*EXERCISE OBJECTIVE*: Find the lines with "FHTC" in them and copy them out.
>>>
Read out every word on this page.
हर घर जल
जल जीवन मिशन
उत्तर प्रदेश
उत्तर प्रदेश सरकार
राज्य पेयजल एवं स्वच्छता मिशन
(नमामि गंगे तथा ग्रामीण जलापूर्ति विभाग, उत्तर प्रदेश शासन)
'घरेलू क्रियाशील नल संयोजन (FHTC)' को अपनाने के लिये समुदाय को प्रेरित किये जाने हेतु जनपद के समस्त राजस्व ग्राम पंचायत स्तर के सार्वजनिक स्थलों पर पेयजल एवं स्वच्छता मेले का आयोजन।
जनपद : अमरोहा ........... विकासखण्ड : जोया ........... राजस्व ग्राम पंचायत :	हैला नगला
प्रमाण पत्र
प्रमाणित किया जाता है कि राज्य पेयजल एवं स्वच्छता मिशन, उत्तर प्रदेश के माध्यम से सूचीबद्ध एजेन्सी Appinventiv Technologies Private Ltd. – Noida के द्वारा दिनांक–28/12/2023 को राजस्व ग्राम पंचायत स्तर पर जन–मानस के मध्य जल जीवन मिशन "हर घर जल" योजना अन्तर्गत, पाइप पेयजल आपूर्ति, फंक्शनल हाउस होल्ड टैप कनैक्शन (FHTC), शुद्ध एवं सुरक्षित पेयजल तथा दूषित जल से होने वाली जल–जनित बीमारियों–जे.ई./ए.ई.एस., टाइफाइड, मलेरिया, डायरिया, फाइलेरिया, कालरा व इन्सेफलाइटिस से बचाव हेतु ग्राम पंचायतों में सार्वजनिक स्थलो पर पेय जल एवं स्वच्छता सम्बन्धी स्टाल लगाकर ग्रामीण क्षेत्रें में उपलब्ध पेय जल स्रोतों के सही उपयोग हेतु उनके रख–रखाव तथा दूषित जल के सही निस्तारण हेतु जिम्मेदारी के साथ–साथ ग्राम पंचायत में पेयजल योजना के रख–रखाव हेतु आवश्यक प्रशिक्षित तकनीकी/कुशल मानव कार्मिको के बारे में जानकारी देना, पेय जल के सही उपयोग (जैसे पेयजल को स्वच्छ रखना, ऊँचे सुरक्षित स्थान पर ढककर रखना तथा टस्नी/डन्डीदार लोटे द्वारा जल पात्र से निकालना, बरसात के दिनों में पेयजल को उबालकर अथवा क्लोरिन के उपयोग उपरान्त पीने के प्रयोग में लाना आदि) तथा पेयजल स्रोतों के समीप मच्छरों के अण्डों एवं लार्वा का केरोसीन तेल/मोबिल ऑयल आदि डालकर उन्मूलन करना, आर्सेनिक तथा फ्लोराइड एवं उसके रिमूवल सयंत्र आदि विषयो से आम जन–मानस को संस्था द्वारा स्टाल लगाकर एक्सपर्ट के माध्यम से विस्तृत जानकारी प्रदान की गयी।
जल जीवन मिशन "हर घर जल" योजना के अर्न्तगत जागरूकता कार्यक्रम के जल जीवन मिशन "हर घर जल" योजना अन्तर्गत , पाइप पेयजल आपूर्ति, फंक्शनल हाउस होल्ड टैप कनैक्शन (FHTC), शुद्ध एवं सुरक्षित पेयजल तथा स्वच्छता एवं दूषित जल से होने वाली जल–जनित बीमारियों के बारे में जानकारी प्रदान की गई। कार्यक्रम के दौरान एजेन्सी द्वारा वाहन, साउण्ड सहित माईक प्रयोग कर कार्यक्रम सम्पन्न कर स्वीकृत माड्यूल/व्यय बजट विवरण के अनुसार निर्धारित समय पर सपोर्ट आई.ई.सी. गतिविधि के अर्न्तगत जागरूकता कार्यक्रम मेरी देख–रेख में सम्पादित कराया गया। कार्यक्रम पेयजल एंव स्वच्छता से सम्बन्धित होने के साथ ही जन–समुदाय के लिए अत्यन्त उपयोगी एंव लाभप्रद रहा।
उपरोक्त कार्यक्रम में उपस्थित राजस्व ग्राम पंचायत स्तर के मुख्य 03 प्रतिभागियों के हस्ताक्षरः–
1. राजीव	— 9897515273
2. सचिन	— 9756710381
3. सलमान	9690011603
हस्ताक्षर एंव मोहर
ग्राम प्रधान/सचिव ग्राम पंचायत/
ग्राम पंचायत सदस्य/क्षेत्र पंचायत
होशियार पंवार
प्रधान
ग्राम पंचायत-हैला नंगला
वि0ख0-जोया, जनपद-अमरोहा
<<<
*ANSWER TO THIS PROBLEM*:
'घरेलू क्रियाशील नल संयोजन (FHTC)' को अपनाने के लिये समुदाय को प्रेरित किये जाने हेतु जनपद के समस्त राजस्व ग्राम पंचायत स्तर के सार्वजनिक स्थलों पर पेयजल एवं स्वच्छता मेले का आयोजन।
प्रमाणित किया जाता है कि राज्य पेयजल एवं स्वच्छता मिशन, उत्तर प्रदेश के माध्यम से सूचीबद्ध एजेन्सी Appinventiv Technologies Private Ltd. – Noida के द्वारा दिनांक–28/12/2023 को राजस्व ग्राम पंचायत स्तर पर जन–मानस के मध्य जल जीवन मिशन "हर घर जल" योजना अन्तर्गत, पाइप पेयजल आपूर्ति, फंक्शनल हाउस होल्ड टैप कनैक्शन (FHTC), शुद्ध एवं सुरक्षित पेयजल तथा दूषित जल से होने वाली जल–जनित बीमारियों–जे.ई./ए.ई.एस., टाइफाइड, मलेरिया, डायरिया, फाइलेरिया, कालरा व इन्सेफलाइटिस से बचाव हेतु ग्राम पंचायतों में सार्वजनिक स्थलो पर पेय जल एवं स्वच्छता सम्बन्धी स्टाल लगाकर ग्रामीण क्षेत्रें में उपलब्ध पेय जल स्रोतों के सही उपयोग हेतु उनके रख–रखाव तथा दूषित जल के सही निस्तारण हेतु जिम्मेदारी के साथ–साथ ग्राम पंचायत में पेयजल योजना के रख–रखाव हेतु आवश्यक प्रशिक्षित तकनीकी/कुशल मानव कार्मिको के बारे में जानकारी देना, पेय जल के सही उपयोग (जैसे पेयजल को स्वच्छ रखना, ऊँचे सुरक्षित स्थान पर ढककर रखना तथा टस्नी/डन्डीदार लोटे द्वारा जल पात्र से निकालना, बरसात के दिनों में पेयजल को उबालकर अथवा क्लोरिन के उपयोग उपरान्त पीने के प्रयोग में लाना आदि) तथा पेयजल स्रोतों के समीप मच्छरों के अण्डों एवं लार्वा का केरोसीन तेल/मोबिल ऑयल आदि डालकर उन्मूलन करना, आर्सेनिक तथा फ्लोराइड एवं उसके रिमूवल सयंत्र आदि विषयो से आम जन–मानस को संस्था द्वारा स्टाल लगाकर एक्सपर्ट के माध्यम से विस्तृत जानकारी प्रदान की गयी।
जल जीवन मिशन "हर घर जल" योजना के अर्न्तगत जागरूकता कार्यक्रम के जल जीवन मिशन "हर घर जल" योजना अन्तर्गत , पाइप पेयजल आपूर्ति, फंक्शनल हाउस होल्ड टैप कनैक्शन (FHTC), शुद्ध एवं सुरक्षित पेयजल तथा स्वच्छता एवं दूषित जल से होने वाली जल–जनित बीमारियों के बारे में जानकारी प्रदान की गई। कार्यक्रम के दौरान एजेन्सी द्वारा वाहन, साउण्ड सहित माईक प्रयोग कर कार्यक्रम सम्पन्न कर स्वीकृत माड्यूल/व्यय बजट विवरण के अनुसार निर्धारित समय पर सपोर्ट आई.ई.सी. गतिविधि के अर्न्तगत जागरूकता कार्यक्रम मेरी देख–रेख में सम्पादित कराया गया। कार्यक्रम पेयजल एंव स्वच्छता से सम्बन्धित होने के साथ ही जन–समुदाय के लिए अत्यन्त उपयोगी एंव लाभप्रद रहा।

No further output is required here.